The problem:
Pull out every line containing the string "уларнинг".

Stored records:
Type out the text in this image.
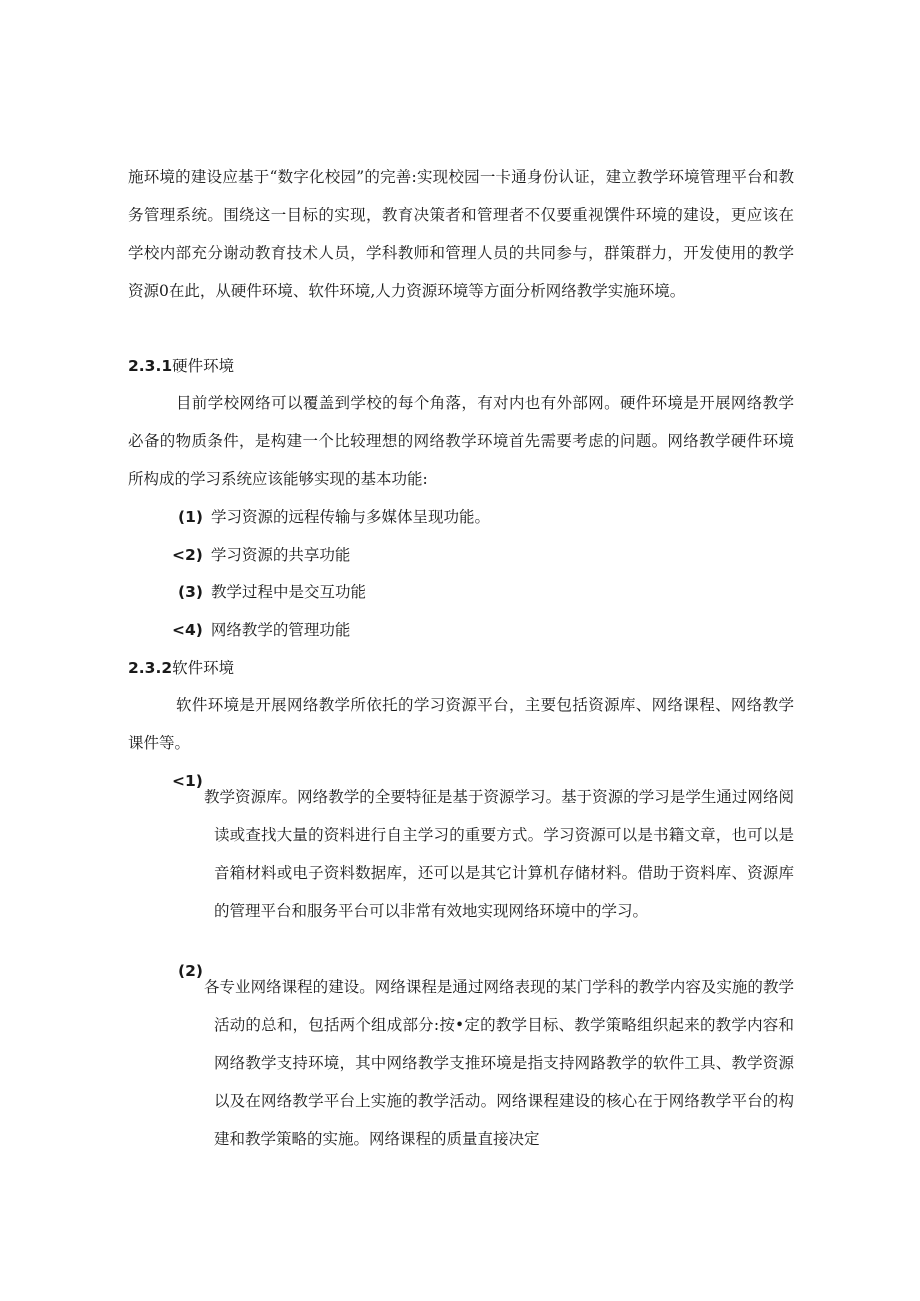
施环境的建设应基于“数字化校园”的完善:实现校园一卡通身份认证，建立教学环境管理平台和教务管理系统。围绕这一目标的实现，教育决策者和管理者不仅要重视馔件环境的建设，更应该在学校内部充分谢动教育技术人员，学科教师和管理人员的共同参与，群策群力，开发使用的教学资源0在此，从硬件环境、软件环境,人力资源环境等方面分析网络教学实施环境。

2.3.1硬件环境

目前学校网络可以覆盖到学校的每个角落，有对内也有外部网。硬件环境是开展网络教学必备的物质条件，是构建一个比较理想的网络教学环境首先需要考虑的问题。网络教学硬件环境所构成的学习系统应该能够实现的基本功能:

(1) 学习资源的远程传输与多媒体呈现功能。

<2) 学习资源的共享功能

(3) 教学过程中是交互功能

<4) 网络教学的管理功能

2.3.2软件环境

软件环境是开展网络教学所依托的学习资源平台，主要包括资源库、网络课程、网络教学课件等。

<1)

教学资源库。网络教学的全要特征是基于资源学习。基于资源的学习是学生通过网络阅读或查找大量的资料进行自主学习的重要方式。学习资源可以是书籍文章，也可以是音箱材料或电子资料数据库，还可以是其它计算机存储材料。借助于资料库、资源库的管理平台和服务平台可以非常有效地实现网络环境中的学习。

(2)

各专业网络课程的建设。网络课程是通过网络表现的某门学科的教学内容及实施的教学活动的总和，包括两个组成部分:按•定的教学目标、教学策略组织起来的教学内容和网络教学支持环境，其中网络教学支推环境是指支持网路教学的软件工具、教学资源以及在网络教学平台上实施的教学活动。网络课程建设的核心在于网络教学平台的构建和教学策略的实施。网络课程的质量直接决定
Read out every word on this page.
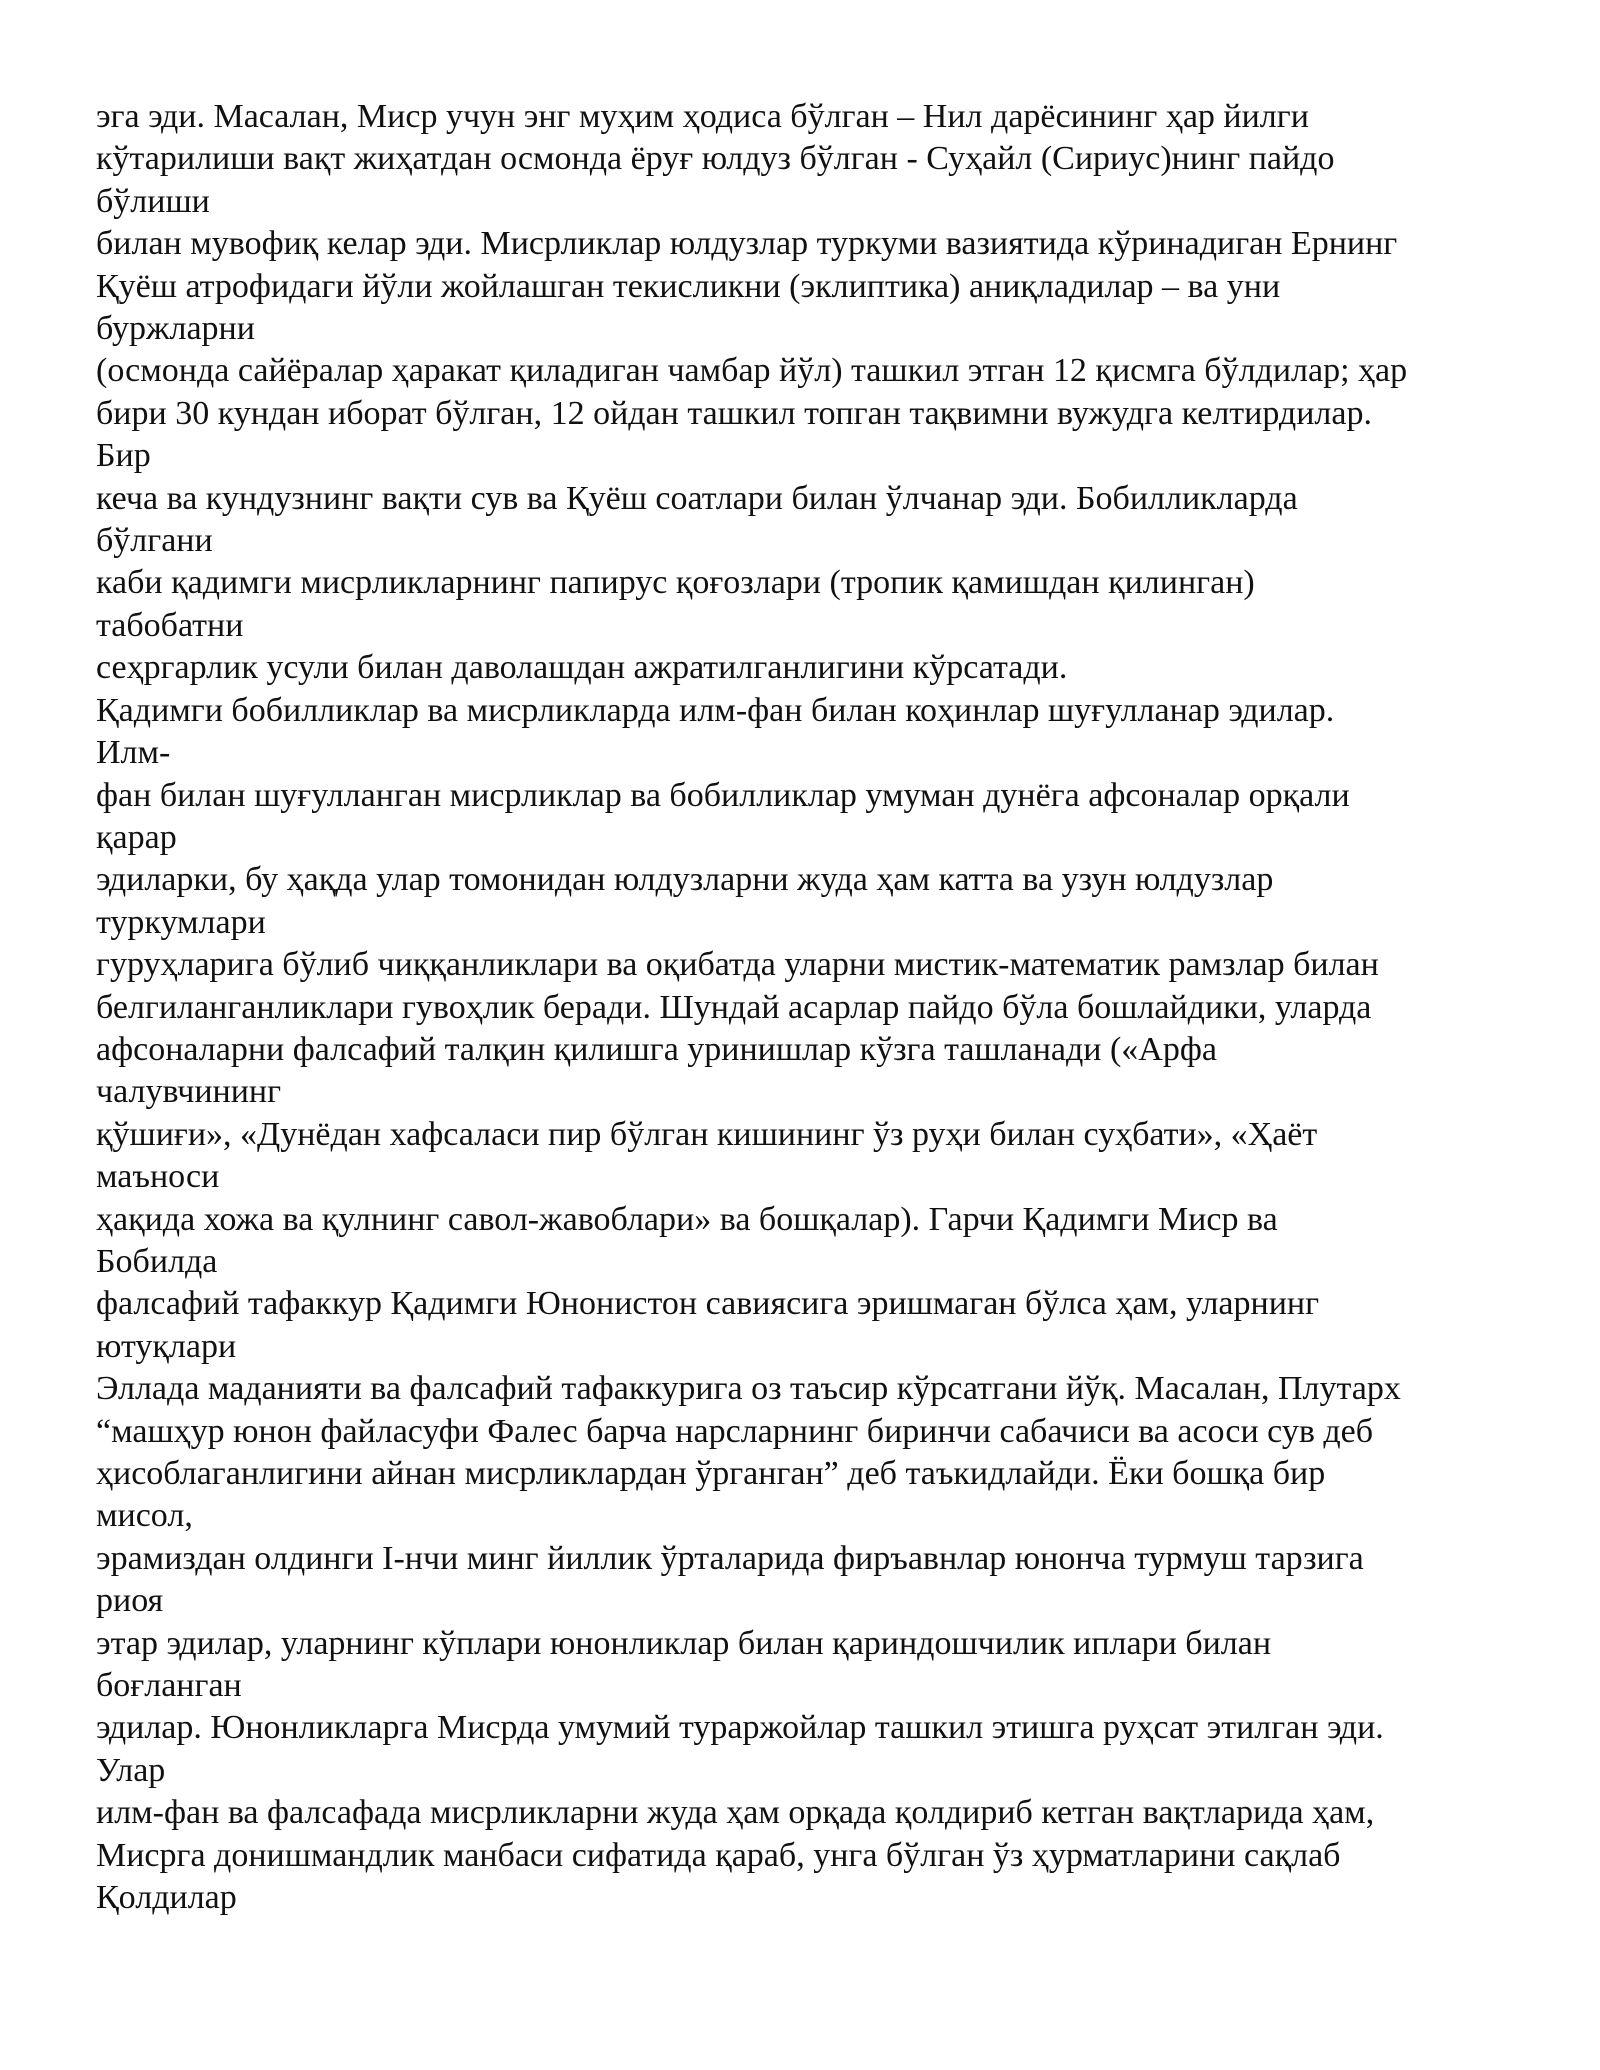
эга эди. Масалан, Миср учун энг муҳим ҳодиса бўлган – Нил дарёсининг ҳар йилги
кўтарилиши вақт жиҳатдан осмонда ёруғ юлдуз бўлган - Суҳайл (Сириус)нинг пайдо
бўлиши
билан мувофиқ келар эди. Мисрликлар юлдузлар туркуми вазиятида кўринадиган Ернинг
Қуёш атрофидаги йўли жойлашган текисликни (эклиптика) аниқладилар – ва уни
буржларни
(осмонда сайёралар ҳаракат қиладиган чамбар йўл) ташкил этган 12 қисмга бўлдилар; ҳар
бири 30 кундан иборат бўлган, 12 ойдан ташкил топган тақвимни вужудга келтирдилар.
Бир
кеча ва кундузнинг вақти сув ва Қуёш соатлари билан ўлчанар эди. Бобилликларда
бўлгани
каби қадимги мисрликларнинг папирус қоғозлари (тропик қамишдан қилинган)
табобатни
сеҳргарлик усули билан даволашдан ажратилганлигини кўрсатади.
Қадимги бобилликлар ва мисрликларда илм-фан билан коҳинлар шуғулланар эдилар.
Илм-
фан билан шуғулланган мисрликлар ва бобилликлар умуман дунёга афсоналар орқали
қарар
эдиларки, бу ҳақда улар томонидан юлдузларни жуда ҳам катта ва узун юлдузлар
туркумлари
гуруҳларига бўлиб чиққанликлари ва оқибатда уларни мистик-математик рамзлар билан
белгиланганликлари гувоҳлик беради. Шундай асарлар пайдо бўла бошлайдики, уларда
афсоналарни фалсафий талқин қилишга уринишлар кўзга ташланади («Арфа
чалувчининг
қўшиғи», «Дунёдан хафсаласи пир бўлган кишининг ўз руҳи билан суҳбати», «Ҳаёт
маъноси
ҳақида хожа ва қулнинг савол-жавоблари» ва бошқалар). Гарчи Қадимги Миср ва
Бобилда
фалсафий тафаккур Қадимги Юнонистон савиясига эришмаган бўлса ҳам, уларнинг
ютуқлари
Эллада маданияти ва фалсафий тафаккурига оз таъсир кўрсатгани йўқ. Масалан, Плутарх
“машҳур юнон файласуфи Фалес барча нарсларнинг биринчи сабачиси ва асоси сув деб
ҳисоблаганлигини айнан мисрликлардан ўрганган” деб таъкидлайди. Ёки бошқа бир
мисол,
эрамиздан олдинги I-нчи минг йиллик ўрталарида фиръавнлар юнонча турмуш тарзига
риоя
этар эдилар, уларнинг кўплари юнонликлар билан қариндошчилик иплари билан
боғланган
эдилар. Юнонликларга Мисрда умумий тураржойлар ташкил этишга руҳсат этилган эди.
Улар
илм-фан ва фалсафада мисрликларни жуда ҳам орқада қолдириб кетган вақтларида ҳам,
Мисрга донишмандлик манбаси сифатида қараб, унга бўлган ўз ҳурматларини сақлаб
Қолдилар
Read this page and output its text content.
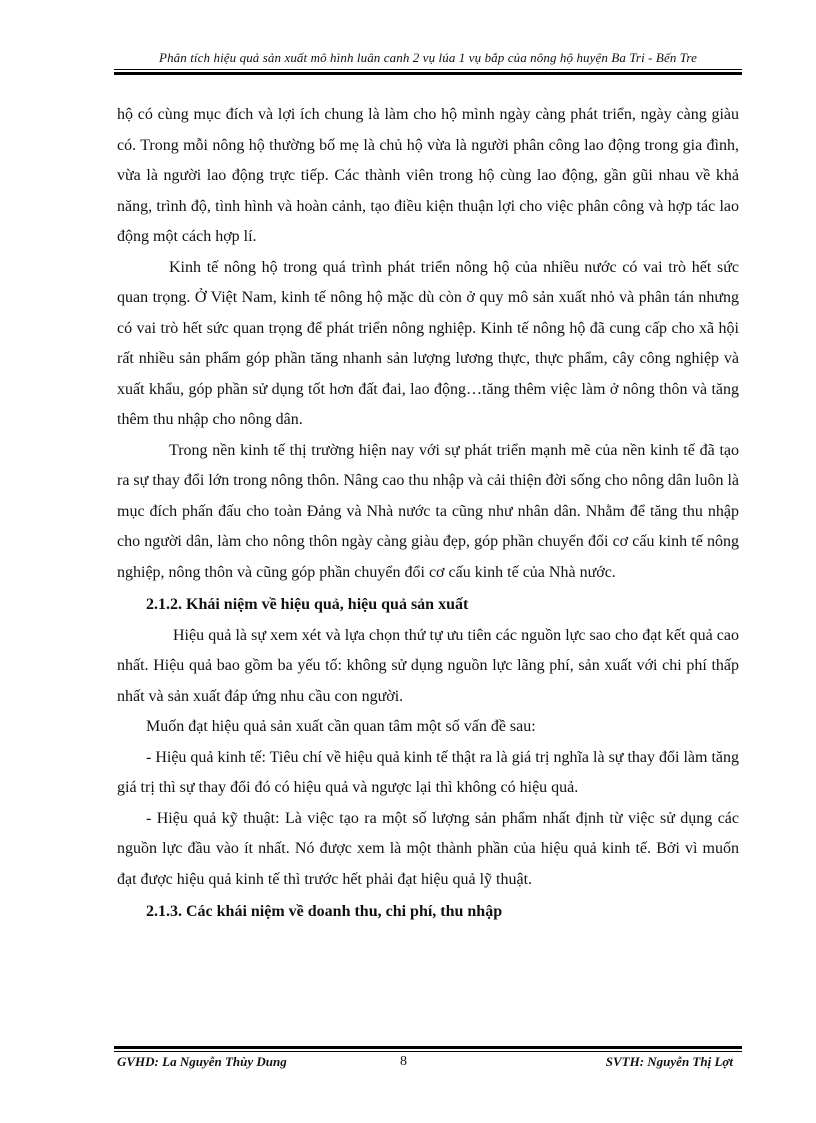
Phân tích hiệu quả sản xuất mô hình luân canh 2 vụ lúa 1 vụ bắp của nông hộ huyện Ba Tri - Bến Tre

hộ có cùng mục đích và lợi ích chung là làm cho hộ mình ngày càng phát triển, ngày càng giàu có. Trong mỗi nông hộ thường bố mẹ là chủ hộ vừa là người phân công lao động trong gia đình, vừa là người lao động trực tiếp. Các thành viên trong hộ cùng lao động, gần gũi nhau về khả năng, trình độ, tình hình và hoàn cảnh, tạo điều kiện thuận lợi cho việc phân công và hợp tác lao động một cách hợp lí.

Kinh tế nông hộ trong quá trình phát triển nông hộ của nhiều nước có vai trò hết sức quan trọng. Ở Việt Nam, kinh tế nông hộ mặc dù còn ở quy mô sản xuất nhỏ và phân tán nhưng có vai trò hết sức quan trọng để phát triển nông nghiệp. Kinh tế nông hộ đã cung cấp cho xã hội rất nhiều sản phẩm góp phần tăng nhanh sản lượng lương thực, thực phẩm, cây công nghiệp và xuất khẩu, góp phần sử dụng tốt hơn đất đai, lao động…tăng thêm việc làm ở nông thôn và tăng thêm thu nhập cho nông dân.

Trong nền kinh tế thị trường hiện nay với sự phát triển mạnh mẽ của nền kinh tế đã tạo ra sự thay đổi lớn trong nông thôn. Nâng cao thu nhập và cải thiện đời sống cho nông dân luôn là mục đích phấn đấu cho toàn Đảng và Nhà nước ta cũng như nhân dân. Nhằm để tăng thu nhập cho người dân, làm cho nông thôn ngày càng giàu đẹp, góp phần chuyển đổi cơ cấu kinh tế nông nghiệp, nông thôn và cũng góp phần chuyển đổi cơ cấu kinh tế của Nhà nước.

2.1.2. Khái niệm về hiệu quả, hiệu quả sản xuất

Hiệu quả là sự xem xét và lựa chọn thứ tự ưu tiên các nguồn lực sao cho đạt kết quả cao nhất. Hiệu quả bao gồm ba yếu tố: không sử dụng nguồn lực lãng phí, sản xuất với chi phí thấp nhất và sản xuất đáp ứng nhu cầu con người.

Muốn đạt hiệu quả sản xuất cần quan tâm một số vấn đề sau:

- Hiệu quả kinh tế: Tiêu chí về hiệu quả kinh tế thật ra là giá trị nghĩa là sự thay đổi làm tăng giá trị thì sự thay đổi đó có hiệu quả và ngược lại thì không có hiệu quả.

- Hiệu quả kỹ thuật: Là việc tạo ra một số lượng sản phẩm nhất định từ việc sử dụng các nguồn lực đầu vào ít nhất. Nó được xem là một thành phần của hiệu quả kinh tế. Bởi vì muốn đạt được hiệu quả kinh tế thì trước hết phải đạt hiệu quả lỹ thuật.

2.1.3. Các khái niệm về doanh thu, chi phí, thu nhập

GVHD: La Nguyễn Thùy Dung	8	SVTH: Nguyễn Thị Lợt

Solution:
фалсафий тафаккур Қадимги Юнонистон савиясига эришмаган бўлса ҳам, уларнинг
этар эдилар, уларнинг кўплари юнонликлар билан қариндошчилик иплари билан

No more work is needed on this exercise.